§ **Stored rows**:
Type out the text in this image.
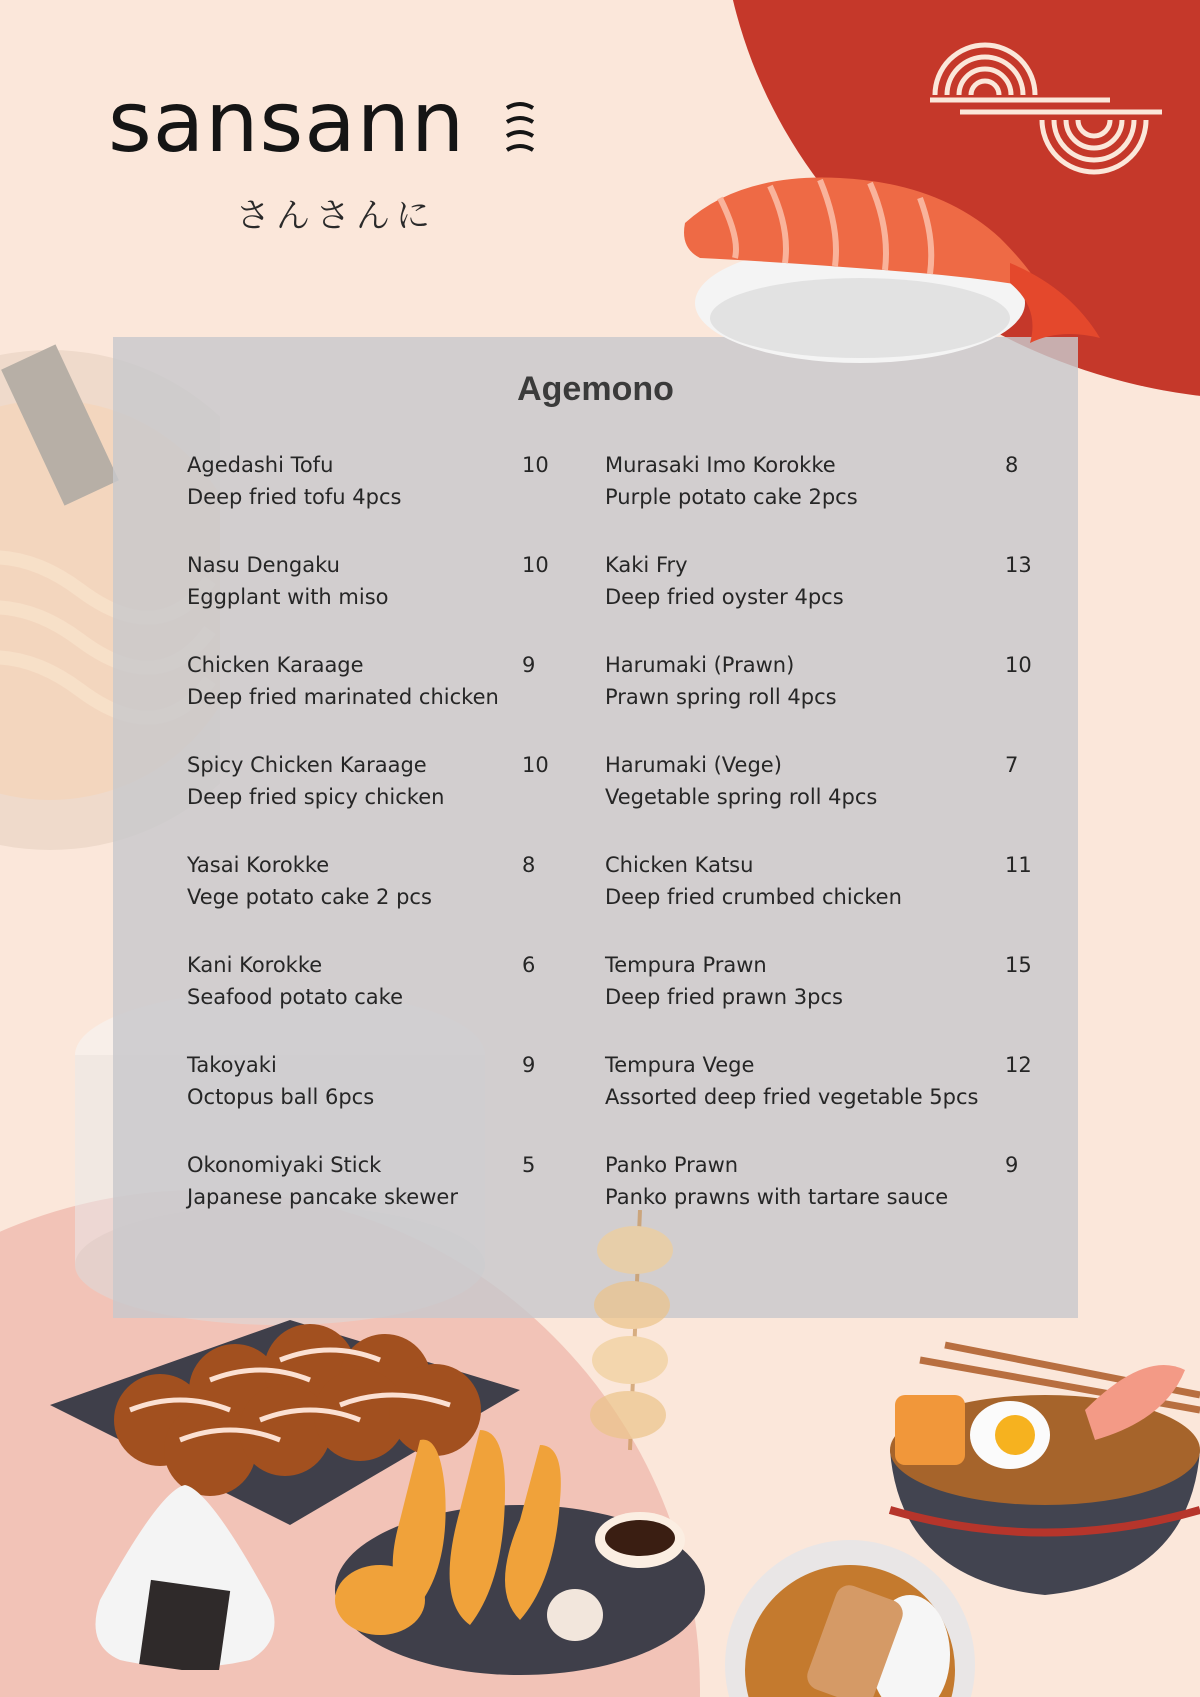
sansann
さんさんに
Agemono
Agedashi Tofu
Deep fried tofu 4pcs
10
Nasu Dengaku
Eggplant with miso
10
Chicken Karaage
Deep fried marinated chicken
9
Spicy Chicken Karaage
Deep fried spicy chicken
10
Yasai Korokke
Vege potato cake 2 pcs
8
Kani Korokke
Seafood potato cake
6
Takoyaki
Octopus ball 6pcs
9
Okonomiyaki Stick
Japanese pancake skewer
5
Murasaki Imo Korokke
Purple potato cake 2pcs
8
Kaki Fry
Deep fried oyster 4pcs
13
Harumaki (Prawn)
Prawn spring roll 4pcs
10
Harumaki (Vege)
Vegetable spring roll 4pcs
7
Chicken Katsu
Deep fried crumbed chicken
11
Tempura Prawn
Deep fried prawn 3pcs
15
Tempura Vege
Assorted deep fried vegetable 5pcs
12
Panko Prawn
Panko prawns with tartare sauce
9
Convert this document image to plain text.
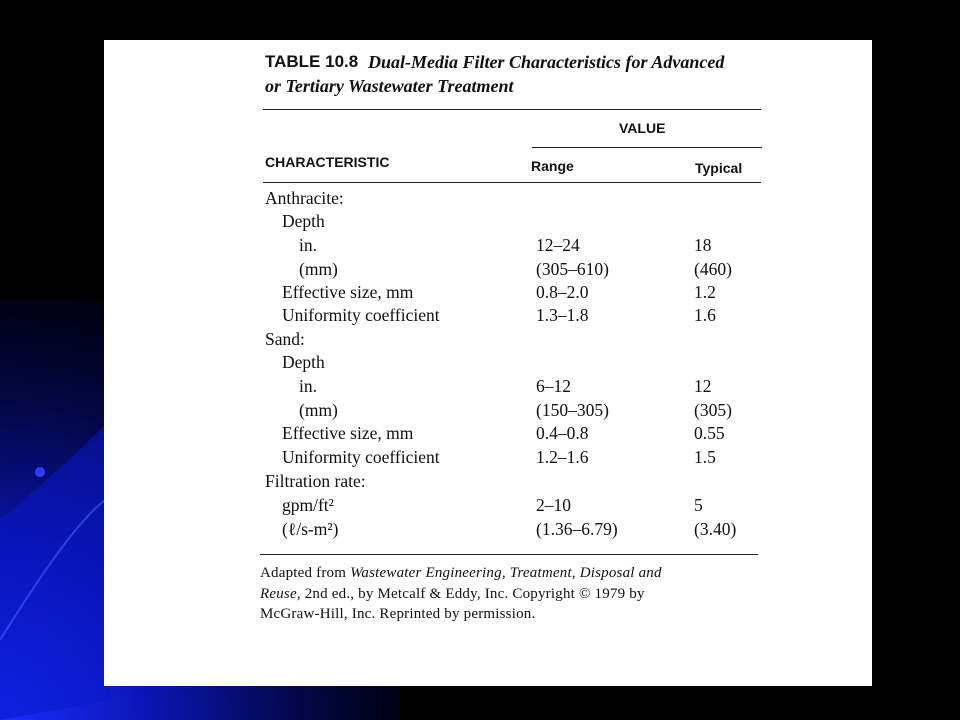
TABLE 10.8 Dual-Media Filter Characteristics for Advanced
or Tertiary Wastewater Treatment
VALUE
CHARACTERISTIC	Range	Typical
Anthracite:
Depth
in.	12–24	18
(mm)	(305–610)	(460)
Effective size, mm	0.8–2.0	1.2
Uniformity coefficient	1.3–1.8	1.6
Sand:
Depth
in.	6–12	12
(mm)	(150–305)	(305)
Effective size, mm	0.4–0.8	0.55
Uniformity coefficient	1.2–1.6	1.5
Filtration rate:
gpm/ft²	2–10	5
(ℓ/s-m²)	(1.36–6.79)	(3.40)
Adapted from Wastewater Engineering, Treatment, Disposal and
Reuse, 2nd ed., by Metcalf & Eddy, Inc. Copyright © 1979 by
McGraw-Hill, Inc. Reprinted by permission.
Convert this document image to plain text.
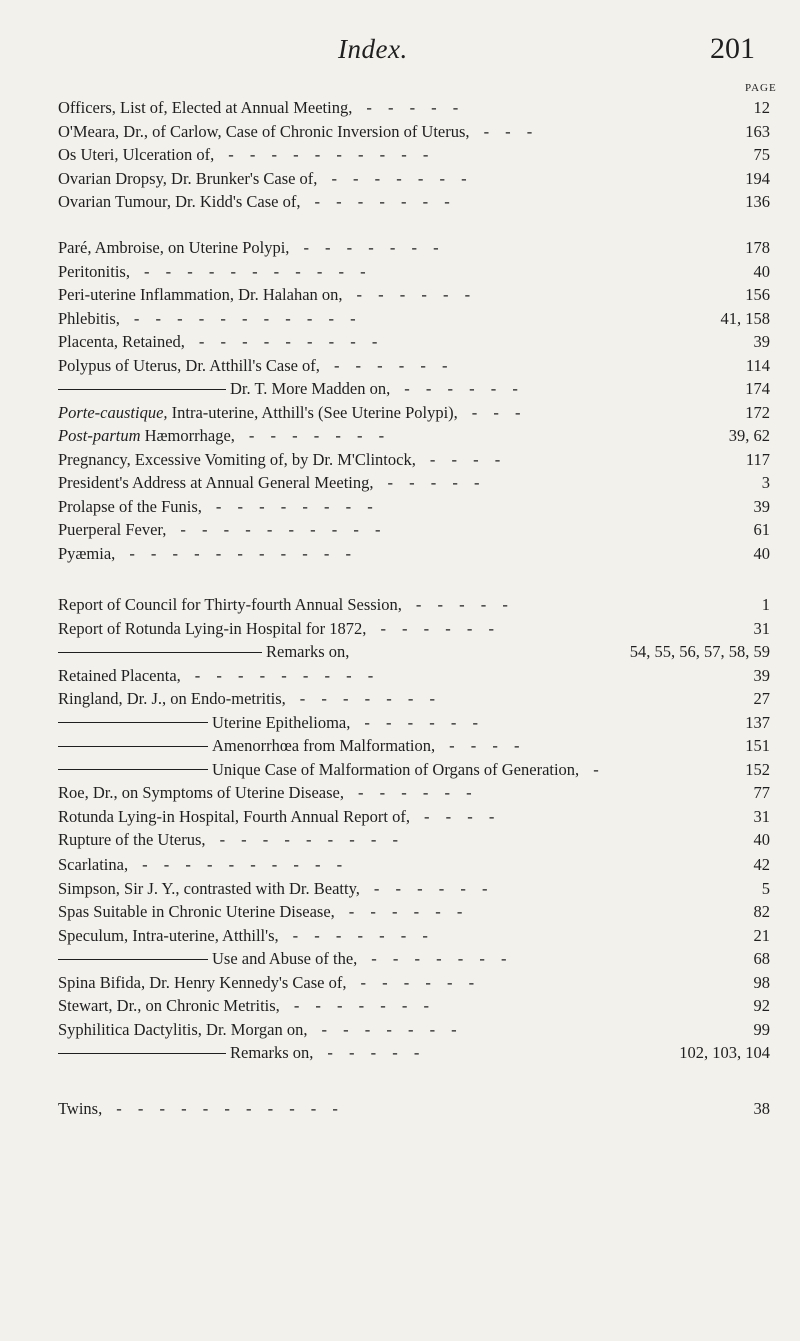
Index.	201
PAGE
Officers, List of, Elected at Annual Meeting, - - - - -	12
O'Meara, Dr., of Carlow, Case of Chronic Inversion of Uterus, - - -	163
Os Uteri, Ulceration of, - - - - - - - - - -	75
Ovarian Dropsy, Dr. Brunker's Case of, - - - - - - -	194
Ovarian Tumour, Dr. Kidd's Case of, - - - - - - -	136
Paré, Ambroise, on Uterine Polypi, - - - - - - -	178
Peritonitis, - - - - - - - - - - -	40
Peri-uterine Inflammation, Dr. Halahan on, - - - - - -	156
Phlebitis, - - - - - - - - - - -	41, 158
Placenta, Retained, - - - - - - - - -	39
Polypus of Uterus, Dr. Atthill's Case of, - - - - - -	114
Dr. T. More Madden on, - - - - - -	174
Porte-caustique, Intra-uterine, Atthill's (See Uterine Polypi), - - -	172
Post-partum Hæmorrhage, - - - - - - -	39, 62
Pregnancy, Excessive Vomiting of, by Dr. M'Clintock, - - - -	117
President's Address at Annual General Meeting, - - - - -	3
Prolapse of the Funis, - - - - - - - -	39
Puerperal Fever, - - - - - - - - - -	61
Pyæmia, - - - - - - - - - - -	40
Report of Council for Thirty-fourth Annual Session, - - - - -	1
Report of Rotunda Lying-in Hospital for 1872, - - - - - -	31
Remarks on,	54, 55, 56, 57, 58, 59
Retained Placenta, - - - - - - - - -	39
Ringland, Dr. J., on Endo-metritis, - - - - - - -	27
Uterine Epithelioma, - - - - - -	137
Amenorrhœa from Malformation, - - - -	151
Unique Case of Malformation of Organs of Generation, -	152
Roe, Dr., on Symptoms of Uterine Disease, - - - - - -	77
Rotunda Lying-in Hospital, Fourth Annual Report of, - - - -	31
Rupture of the Uterus, - - - - - - - - -	40
Scarlatina, - - - - - - - - - -	42
Simpson, Sir J. Y., contrasted with Dr. Beatty, - - - - - -	5
Spas Suitable in Chronic Uterine Disease, - - - - - -	82
Speculum, Intra-uterine, Atthill's, - - - - - - -	21
Use and Abuse of the, - - - - - - -	68
Spina Bifida, Dr. Henry Kennedy's Case of, - - - - - -	98
Stewart, Dr., on Chronic Metritis, - - - - - - -	92
Syphilitica Dactylitis, Dr. Morgan on, - - - - - - -	99
Remarks on, - - - - -	102, 103, 104
Twins, - - - - - - - - - - -	38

§ **Written instruction**: Exclude the images and reproduce the remaining data exactly.

§ **Correct answer**:
Type out the text in this image.
sansann
さんさんに
Agemono
Agedashi Tofu
Deep fried tofu 4pcs
10
Nasu Dengaku
Eggplant with miso
10
Chicken Karaage
Deep fried marinated chicken
9
Spicy Chicken Karaage
Deep fried spicy chicken
10
Yasai Korokke
Vege potato cake 2 pcs
8
Kani Korokke
Seafood potato cake
6
Takoyaki
Octopus ball 6pcs
9
Okonomiyaki Stick
Japanese pancake skewer
5
Murasaki Imo Korokke
Purple potato cake 2pcs
8
Kaki Fry
Deep fried oyster 4pcs
13
Harumaki (Prawn)
Prawn spring roll 4pcs
10
Harumaki (Vege)
Vegetable spring roll 4pcs
7
Chicken Katsu
Deep fried crumbed chicken
11
Tempura Prawn
Deep fried prawn 3pcs
15
Tempura Vege
Assorted deep fried vegetable 5pcs
12
Panko Prawn
Panko prawns with tartare sauce
9
Convert this document image to plain text.
TABLE 10.8 Dual-Media Filter Characteristics for Advanced
or Tertiary Wastewater Treatment
VALUE
CHARACTERISTIC	Range	Typical
Anthracite:
Depth
in.	12–24	18
(mm)	(305–610)	(460)
Effective size, mm	0.8–2.0	1.2
Uniformity coefficient	1.3–1.8	1.6
Sand:
Depth
in.	6–12	12
(mm)	(150–305)	(305)
Effective size, mm	0.4–0.8	0.55
Uniformity coefficient	1.2–1.6	1.5
Filtration rate:
gpm/ft²	2–10	5
(ℓ/s-m²)	(1.36–6.79)	(3.40)
Adapted from Wastewater Engineering, Treatment, Disposal and
Reuse, 2nd ed., by Metcalf & Eddy, Inc. Copyright © 1979 by
McGraw-Hill, Inc. Reprinted by permission.
Convert this document image to plain text.
Index.	201
PAGE
Officers, List of, Elected at Annual Meeting, - - - - -	12
O'Meara, Dr., of Carlow, Case of Chronic Inversion of Uterus, - - -	163
Os Uteri, Ulceration of, - - - - - - - - - -	75
Ovarian Dropsy, Dr. Brunker's Case of, - - - - - - -	194
Ovarian Tumour, Dr. Kidd's Case of, - - - - - - -	136
Paré, Ambroise, on Uterine Polypi, - - - - - - -	178
Peritonitis, - - - - - - - - - - -	40
Peri-uterine Inflammation, Dr. Halahan on, - - - - - -	156
Phlebitis, - - - - - - - - - - -	41, 158
Placenta, Retained, - - - - - - - - -	39
Polypus of Uterus, Dr. Atthill's Case of, - - - - - -	114
Dr. T. More Madden on, - - - - - -	174
Porte-caustique, Intra-uterine, Atthill's (See Uterine Polypi), - - -	172
Post-partum Hæmorrhage, - - - - - - -	39, 62
Pregnancy, Excessive Vomiting of, by Dr. M'Clintock, - - - -	117
President's Address at Annual General Meeting, - - - - -	3
Prolapse of the Funis, - - - - - - - -	39
Puerperal Fever, - - - - - - - - - -	61
Pyæmia, - - - - - - - - - - -	40
Report of Council for Thirty-fourth Annual Session, - - - - -	1
Report of Rotunda Lying-in Hospital for 1872, - - - - - -	31
Remarks on,	54, 55, 56, 57, 58, 59
Retained Placenta, - - - - - - - - -	39
Ringland, Dr. J., on Endo-metritis, - - - - - - -	27
Uterine Epithelioma, - - - - - -	137
Amenorrhœa from Malformation, - - - -	151
Unique Case of Malformation of Organs of Generation, -	152
Roe, Dr., on Symptoms of Uterine Disease, - - - - - -	77
Rotunda Lying-in Hospital, Fourth Annual Report of, - - - -	31
Rupture of the Uterus, - - - - - - - - -	40
Scarlatina, - - - - - - - - - -	42
Simpson, Sir J. Y., contrasted with Dr. Beatty, - - - - - -	5
Spas Suitable in Chronic Uterine Disease, - - - - - -	82
Speculum, Intra-uterine, Atthill's, - - - - - - -	21
Use and Abuse of the, - - - - - - -	68
Spina Bifida, Dr. Henry Kennedy's Case of, - - - - - -	98
Stewart, Dr., on Chronic Metritis, - - - - - - -	92
Syphilitica Dactylitis, Dr. Morgan on, - - - - - - -	99
Remarks on, - - - - -	102, 103, 104
Twins, - - - - - - - - - - -	38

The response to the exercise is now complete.